#### What is expected
Quote the records below in full, exactly as given, with the images taken out.

#### Data for the task
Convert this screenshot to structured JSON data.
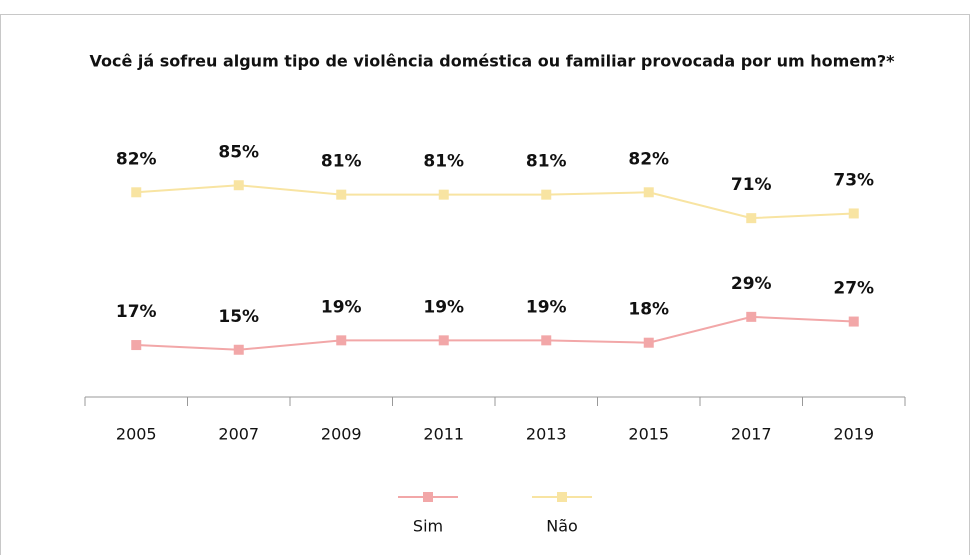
{
  "chart_data": {
    "type": "line",
    "title": "Você já sofreu algum tipo de violência doméstica ou familiar provocada por um homem?*",
    "categories": [
      "2005",
      "2007",
      "2009",
      "2011",
      "2013",
      "2015",
      "2017",
      "2019"
    ],
    "series": [
      {
        "name": "Sim",
        "color": "#f2a7a8",
        "values": [
          17,
          15,
          19,
          19,
          19,
          18,
          29,
          27
        ],
        "value_labels": [
          "17%",
          "15%",
          "19%",
          "19%",
          "19%",
          "18%",
          "29%",
          "27%"
        ]
      },
      {
        "name": "Não",
        "color": "#f8e4a2",
        "values": [
          82,
          85,
          81,
          81,
          81,
          82,
          71,
          73
        ],
        "value_labels": [
          "82%",
          "85%",
          "81%",
          "81%",
          "81%",
          "82%",
          "71%",
          "73%"
        ]
      }
    ],
    "ylim": [
      0,
      100
    ]
  }
}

#### Problem solution
Convert this screenshot to structured JSON data.
{
  "chart_data": {
    "type": "line",
    "title": "Você já sofreu algum tipo de violência doméstica ou familiar provocada por um homem?*",
    "categories": [
      "2005",
      "2007",
      "2009",
      "2011",
      "2013",
      "2015",
      "2017",
      "2019"
    ],
    "series": [
      {
        "name": "Sim",
        "color": "#f2a7a8",
        "values": [
          17,
          15,
          19,
          19,
          19,
          18,
          29,
          27
        ],
        "value_labels": [
          "17%",
          "15%",
          "19%",
          "19%",
          "19%",
          "18%",
          "29%",
          "27%"
        ]
      },
      {
        "name": "Não",
        "color": "#f8e4a2",
        "values": [
          82,
          85,
          81,
          81,
          81,
          82,
          71,
          73
        ],
        "value_labels": [
          "82%",
          "85%",
          "81%",
          "81%",
          "81%",
          "82%",
          "71%",
          "73%"
        ]
      }
    ],
    "ylim": [
      0,
      100
    ]
  }
}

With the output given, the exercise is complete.